* [PROBLEM STATEMENT]: Filter the records below for the word "Social". Copy each line that holds it.

(Dataset records)
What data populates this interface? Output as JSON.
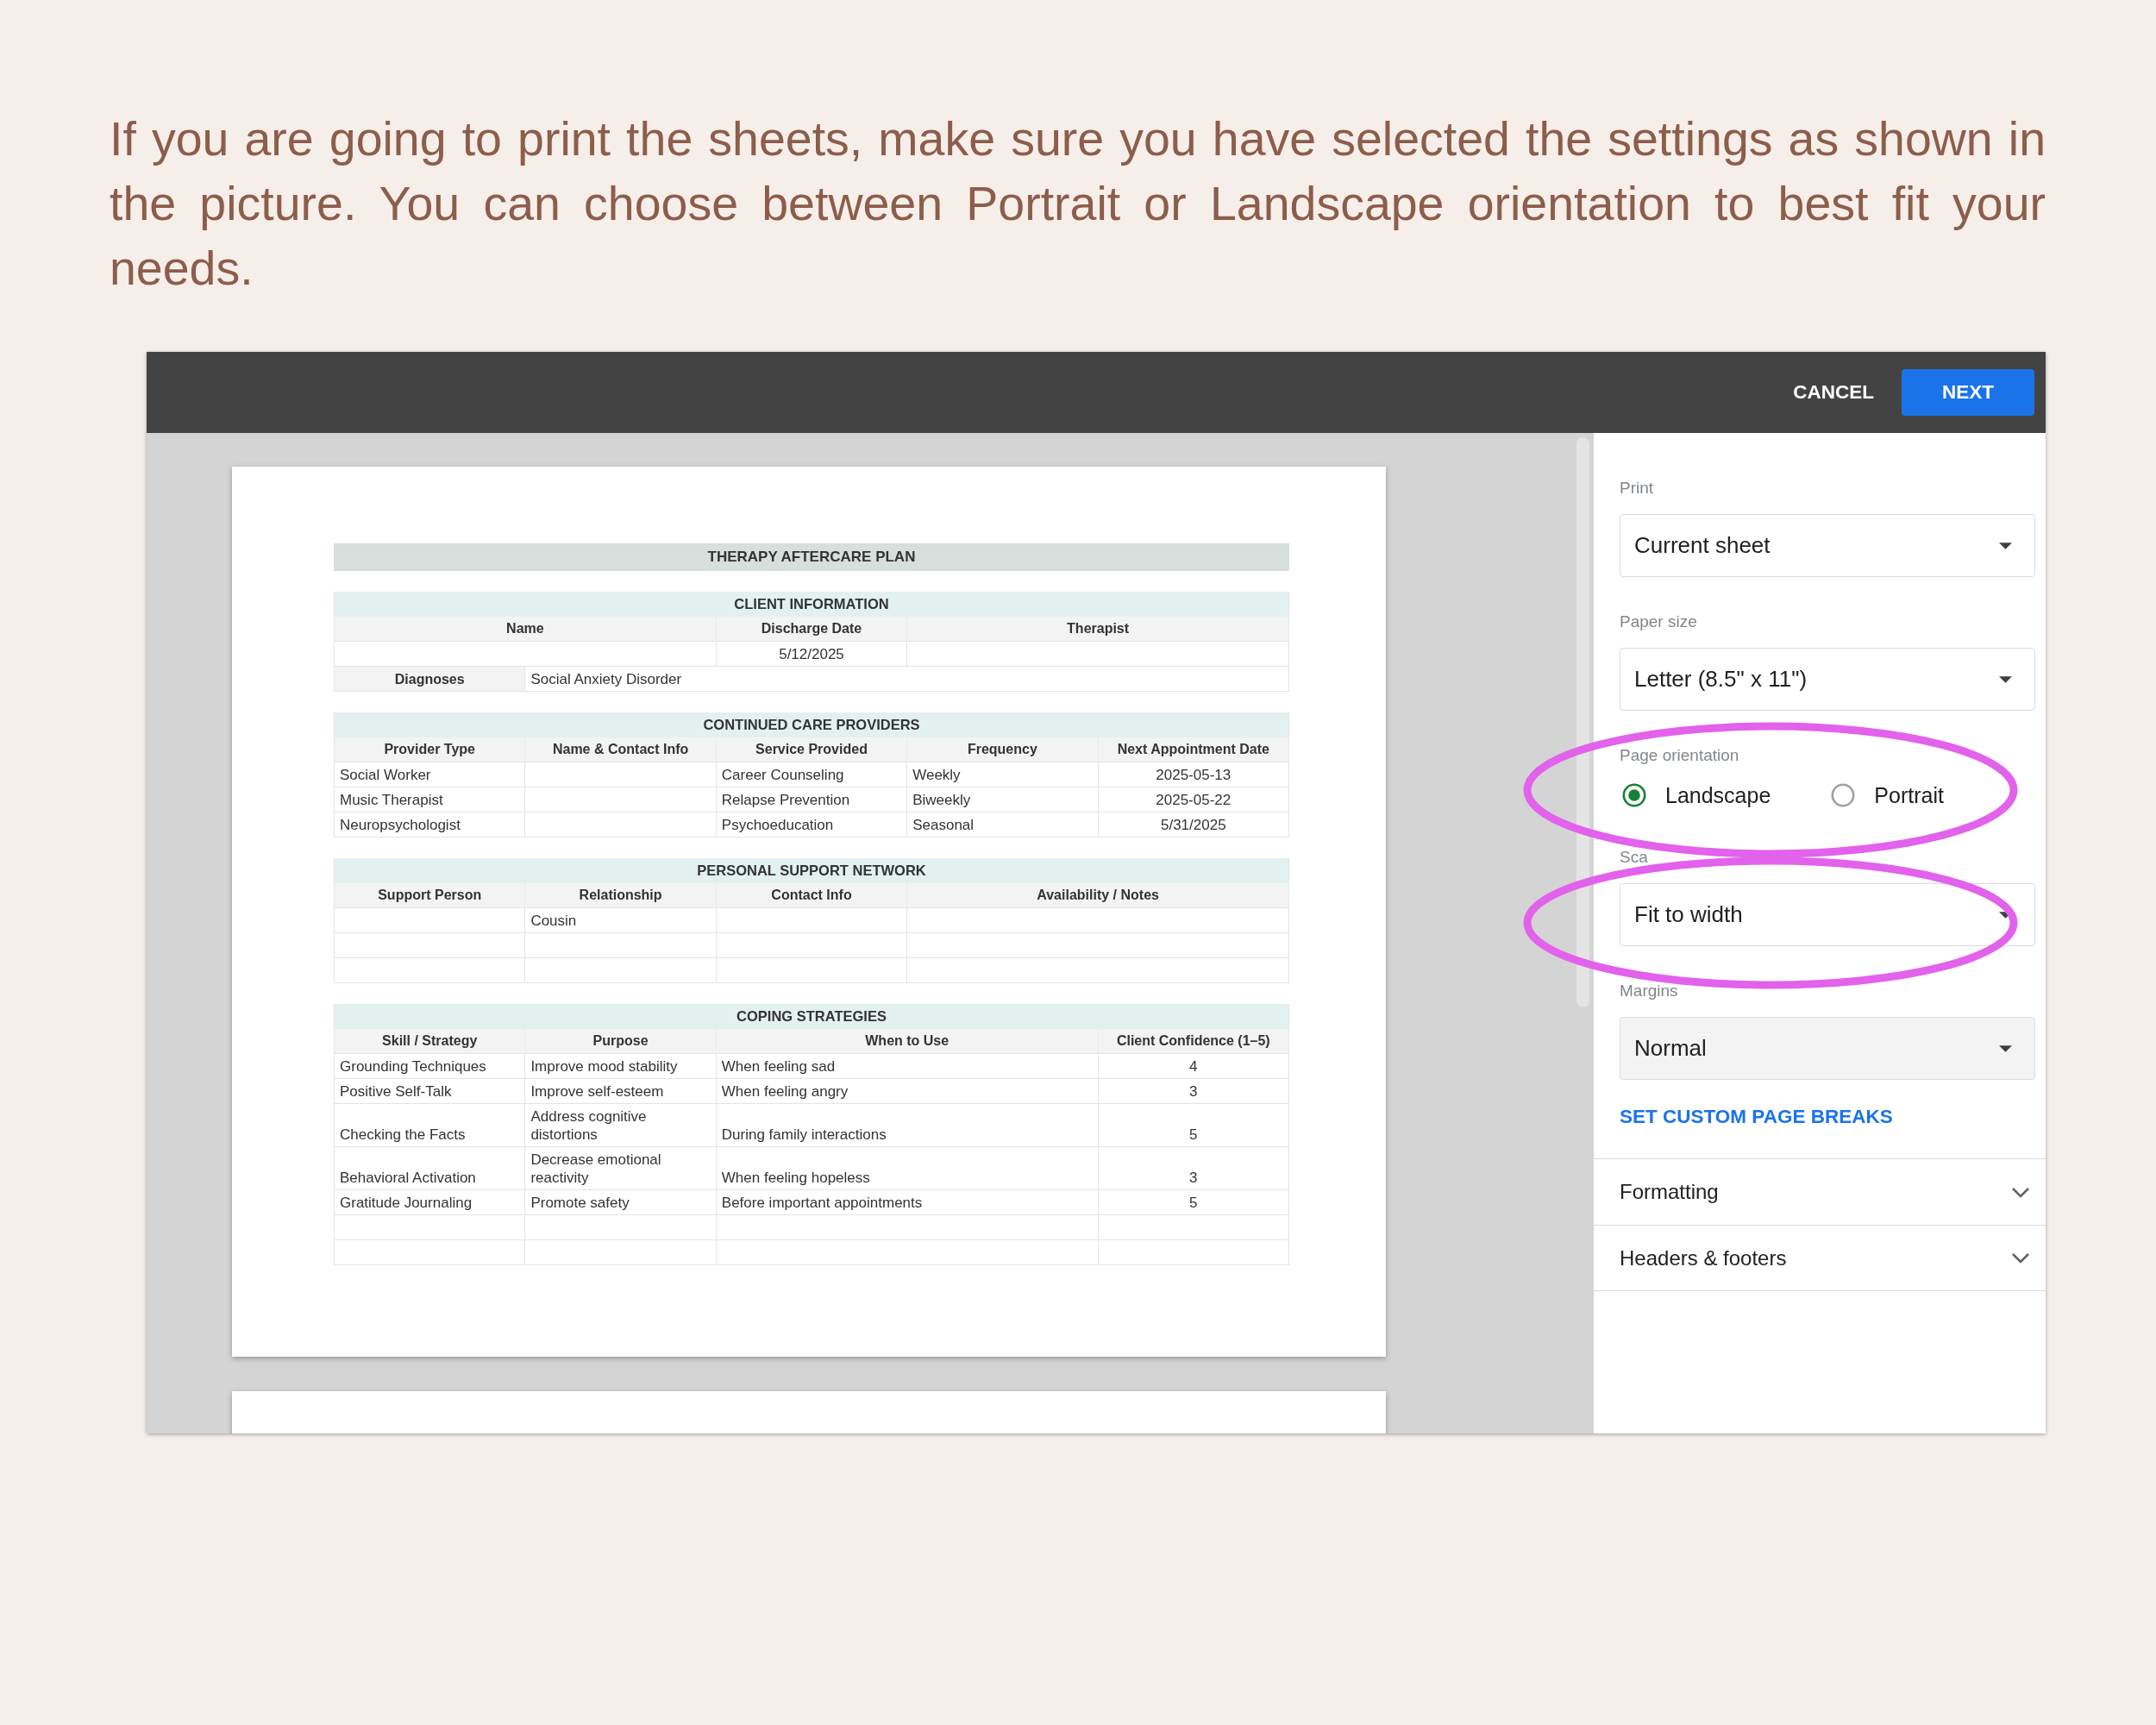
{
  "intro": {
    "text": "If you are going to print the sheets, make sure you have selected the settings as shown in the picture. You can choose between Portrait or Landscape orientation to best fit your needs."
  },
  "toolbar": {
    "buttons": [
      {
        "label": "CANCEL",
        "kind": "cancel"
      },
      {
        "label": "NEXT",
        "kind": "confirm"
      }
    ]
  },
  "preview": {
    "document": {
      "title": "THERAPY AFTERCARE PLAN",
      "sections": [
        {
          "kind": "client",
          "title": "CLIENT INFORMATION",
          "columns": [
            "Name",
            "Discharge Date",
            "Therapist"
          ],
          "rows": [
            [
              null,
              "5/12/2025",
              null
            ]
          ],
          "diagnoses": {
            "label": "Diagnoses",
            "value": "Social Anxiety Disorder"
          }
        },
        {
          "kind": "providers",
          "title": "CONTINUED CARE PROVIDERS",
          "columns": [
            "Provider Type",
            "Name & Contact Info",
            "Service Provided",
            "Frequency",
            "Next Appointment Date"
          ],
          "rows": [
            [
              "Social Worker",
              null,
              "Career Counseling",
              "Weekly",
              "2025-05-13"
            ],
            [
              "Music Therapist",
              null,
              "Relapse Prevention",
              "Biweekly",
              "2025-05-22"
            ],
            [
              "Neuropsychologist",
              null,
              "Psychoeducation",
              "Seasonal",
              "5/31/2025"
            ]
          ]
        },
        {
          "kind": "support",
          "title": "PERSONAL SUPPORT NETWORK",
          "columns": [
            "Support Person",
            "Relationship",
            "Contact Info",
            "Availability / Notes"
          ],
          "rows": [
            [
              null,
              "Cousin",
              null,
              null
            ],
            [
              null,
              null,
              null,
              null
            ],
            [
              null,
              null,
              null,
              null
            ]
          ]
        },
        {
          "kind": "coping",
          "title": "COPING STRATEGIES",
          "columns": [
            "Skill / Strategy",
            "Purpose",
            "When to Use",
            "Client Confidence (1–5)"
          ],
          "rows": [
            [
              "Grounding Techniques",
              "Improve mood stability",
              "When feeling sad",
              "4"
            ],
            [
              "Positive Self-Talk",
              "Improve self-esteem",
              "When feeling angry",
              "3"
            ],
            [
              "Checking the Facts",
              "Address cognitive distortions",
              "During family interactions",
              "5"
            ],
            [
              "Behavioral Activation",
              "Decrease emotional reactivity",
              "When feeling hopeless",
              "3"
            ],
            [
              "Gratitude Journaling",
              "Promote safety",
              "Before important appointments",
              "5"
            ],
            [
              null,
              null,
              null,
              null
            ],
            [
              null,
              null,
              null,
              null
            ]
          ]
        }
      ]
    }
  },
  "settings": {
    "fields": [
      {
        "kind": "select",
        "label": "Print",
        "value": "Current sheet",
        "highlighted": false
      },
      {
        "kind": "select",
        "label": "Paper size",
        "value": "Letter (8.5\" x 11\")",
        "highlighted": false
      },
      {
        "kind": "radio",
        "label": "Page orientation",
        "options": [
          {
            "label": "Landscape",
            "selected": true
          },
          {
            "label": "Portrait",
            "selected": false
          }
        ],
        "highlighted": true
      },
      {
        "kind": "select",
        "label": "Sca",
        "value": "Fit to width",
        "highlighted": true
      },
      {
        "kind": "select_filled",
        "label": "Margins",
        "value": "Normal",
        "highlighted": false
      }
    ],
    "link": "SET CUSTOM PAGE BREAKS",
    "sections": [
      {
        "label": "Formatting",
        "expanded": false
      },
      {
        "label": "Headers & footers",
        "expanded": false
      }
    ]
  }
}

* [EXERCISE RESPONSE]:
            "value": "Social Anxiety Disorder"
              "Social Worker",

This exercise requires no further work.